## Problem description:
Count the lines in the records below that contain the word "JSON", and reply with only that number.

## The input:
--- Start ---
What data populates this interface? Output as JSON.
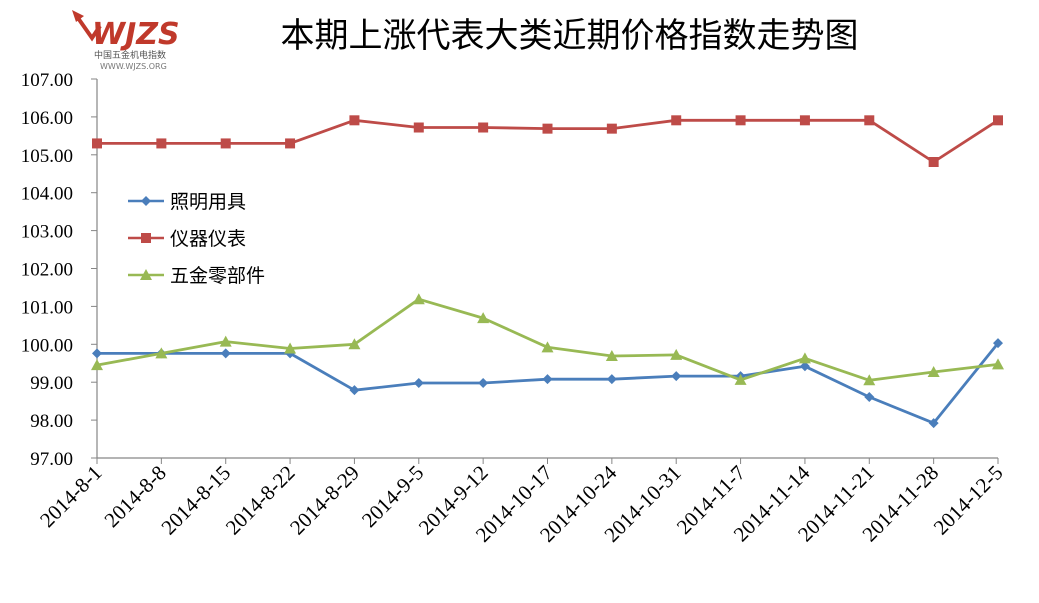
{
  "title": "本期上涨代表大类近期价格指数走势图",
  "logo": {
    "brand": "WJZS",
    "subtitle": "中国五金机电指数",
    "url": "WWW.WJZS.ORG"
  },
  "chart_data": {
    "type": "line",
    "title": "本期上涨代表大类近期价格指数走势图",
    "xlabel": "",
    "ylabel": "",
    "ylim": [
      97,
      107
    ],
    "yticks": [
      "97.00",
      "98.00",
      "99.00",
      "100.00",
      "101.00",
      "102.00",
      "103.00",
      "104.00",
      "105.00",
      "106.00",
      "107.00"
    ],
    "grid": false,
    "legend_position": "left",
    "categories": [
      "2014-8-1",
      "2014-8-8",
      "2014-8-15",
      "2014-8-22",
      "2014-8-29",
      "2014-9-5",
      "2014-9-12",
      "2014-10-17",
      "2014-10-24",
      "2014-10-31",
      "2014-11-7",
      "2014-11-14",
      "2014-11-21",
      "2014-11-28",
      "2014-12-5"
    ],
    "series": [
      {
        "name": "照明用具",
        "color": "#4a7ebb",
        "marker": "diamond",
        "values": [
          99.76,
          99.76,
          99.76,
          99.76,
          98.79,
          98.98,
          98.98,
          99.08,
          99.08,
          99.16,
          99.16,
          99.42,
          98.61,
          97.92,
          100.03
        ]
      },
      {
        "name": "仪器仪表",
        "color": "#be4b48",
        "marker": "square",
        "values": [
          105.3,
          105.3,
          105.3,
          105.3,
          105.91,
          105.72,
          105.72,
          105.69,
          105.69,
          105.91,
          105.91,
          105.91,
          105.91,
          104.81,
          105.91
        ]
      },
      {
        "name": "五金零部件",
        "color": "#98b954",
        "marker": "triangle",
        "values": [
          99.45,
          99.76,
          100.07,
          99.89,
          100.0,
          101.19,
          100.69,
          99.92,
          99.69,
          99.72,
          99.06,
          99.63,
          99.05,
          99.27,
          99.47
        ]
      }
    ]
  }
}
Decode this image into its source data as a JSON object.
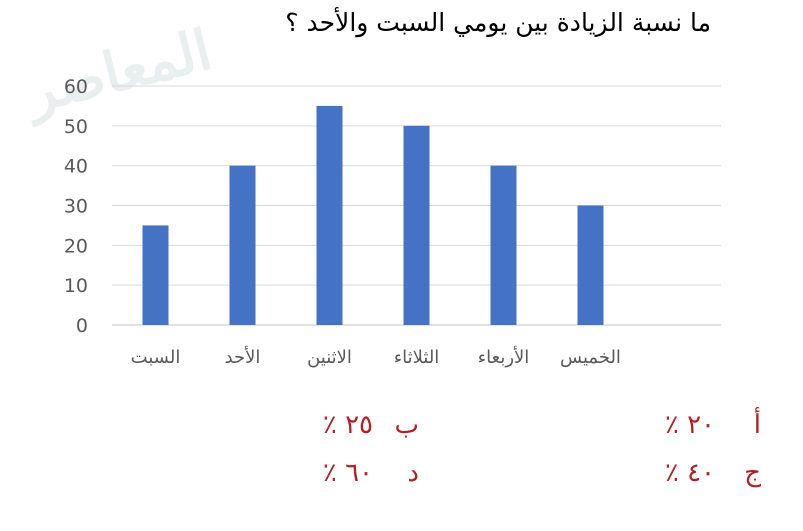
{
  "question": "ما نسبة الزيادة بين يومي السبت والأحد ؟",
  "watermark": "المعاصر",
  "colors": {
    "bar": "#4472c4",
    "grid": "#d9d9d9",
    "axis_text": "#595959",
    "answer": "#b01f24"
  },
  "chart_data": {
    "type": "bar",
    "title": "",
    "xlabel": "",
    "ylabel": "",
    "categories": [
      "السبت",
      "الأحد",
      "الاثنين",
      "الثلاثاء",
      "الأربعاء",
      "الخميس"
    ],
    "values": [
      25,
      40,
      55,
      50,
      40,
      30
    ],
    "ylim": [
      0,
      60
    ],
    "yticks": [
      0,
      10,
      20,
      30,
      40,
      50,
      60
    ],
    "grid": true,
    "legend": "none"
  },
  "answers": [
    {
      "letter": "أ",
      "value": "٢٠ ٪"
    },
    {
      "letter": "ب",
      "value": "٢٥ ٪"
    },
    {
      "letter": "ج",
      "value": "٤٠ ٪"
    },
    {
      "letter": "د",
      "value": "٦٠ ٪"
    }
  ]
}
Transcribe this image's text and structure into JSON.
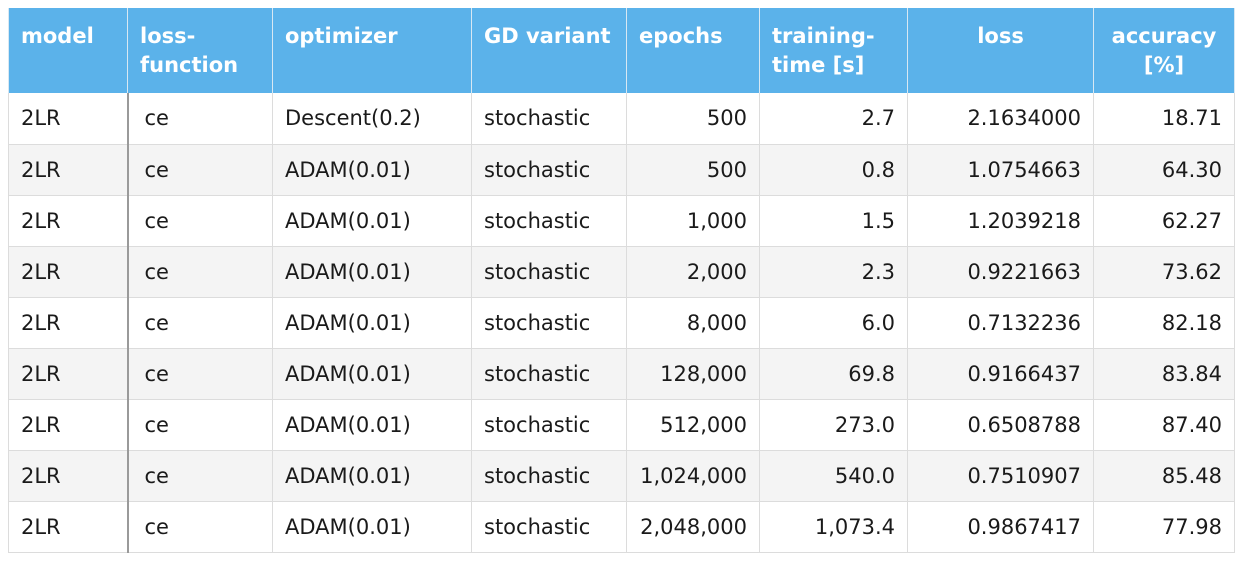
{
  "table": {
    "headers": {
      "model": "model",
      "loss_function": "loss-\nfunction",
      "optimizer": "optimizer",
      "gd_variant": "GD variant",
      "epochs": "epochs",
      "training_time": "training-\ntime [s]",
      "loss": "loss",
      "accuracy": "accuracy\n[%]"
    },
    "rows": [
      {
        "model": "2LR",
        "loss_function": "ce",
        "optimizer": "Descent(0.2)",
        "gd_variant": "stochastic",
        "epochs": "500",
        "training_time": "2.7",
        "loss": "2.1634000",
        "accuracy": "18.71"
      },
      {
        "model": "2LR",
        "loss_function": "ce",
        "optimizer": "ADAM(0.01)",
        "gd_variant": "stochastic",
        "epochs": "500",
        "training_time": "0.8",
        "loss": "1.0754663",
        "accuracy": "64.30"
      },
      {
        "model": "2LR",
        "loss_function": "ce",
        "optimizer": "ADAM(0.01)",
        "gd_variant": "stochastic",
        "epochs": "1,000",
        "training_time": "1.5",
        "loss": "1.2039218",
        "accuracy": "62.27"
      },
      {
        "model": "2LR",
        "loss_function": "ce",
        "optimizer": "ADAM(0.01)",
        "gd_variant": "stochastic",
        "epochs": "2,000",
        "training_time": "2.3",
        "loss": "0.9221663",
        "accuracy": "73.62"
      },
      {
        "model": "2LR",
        "loss_function": "ce",
        "optimizer": "ADAM(0.01)",
        "gd_variant": "stochastic",
        "epochs": "8,000",
        "training_time": "6.0",
        "loss": "0.7132236",
        "accuracy": "82.18"
      },
      {
        "model": "2LR",
        "loss_function": "ce",
        "optimizer": "ADAM(0.01)",
        "gd_variant": "stochastic",
        "epochs": "128,000",
        "training_time": "69.8",
        "loss": "0.9166437",
        "accuracy": "83.84"
      },
      {
        "model": "2LR",
        "loss_function": "ce",
        "optimizer": "ADAM(0.01)",
        "gd_variant": "stochastic",
        "epochs": "512,000",
        "training_time": "273.0",
        "loss": "0.6508788",
        "accuracy": "87.40"
      },
      {
        "model": "2LR",
        "loss_function": "ce",
        "optimizer": "ADAM(0.01)",
        "gd_variant": "stochastic",
        "epochs": "1,024,000",
        "training_time": "540.0",
        "loss": "0.7510907",
        "accuracy": "85.48"
      },
      {
        "model": "2LR",
        "loss_function": "ce",
        "optimizer": "ADAM(0.01)",
        "gd_variant": "stochastic",
        "epochs": "2,048,000",
        "training_time": "1,073.4",
        "loss": "0.9867417",
        "accuracy": "77.98"
      }
    ]
  },
  "colors": {
    "header_bg": "#5bb2ea",
    "header_text": "#ffffff",
    "row_alt_bg": "#f4f4f4"
  }
}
--- End ---
## Task solution:
3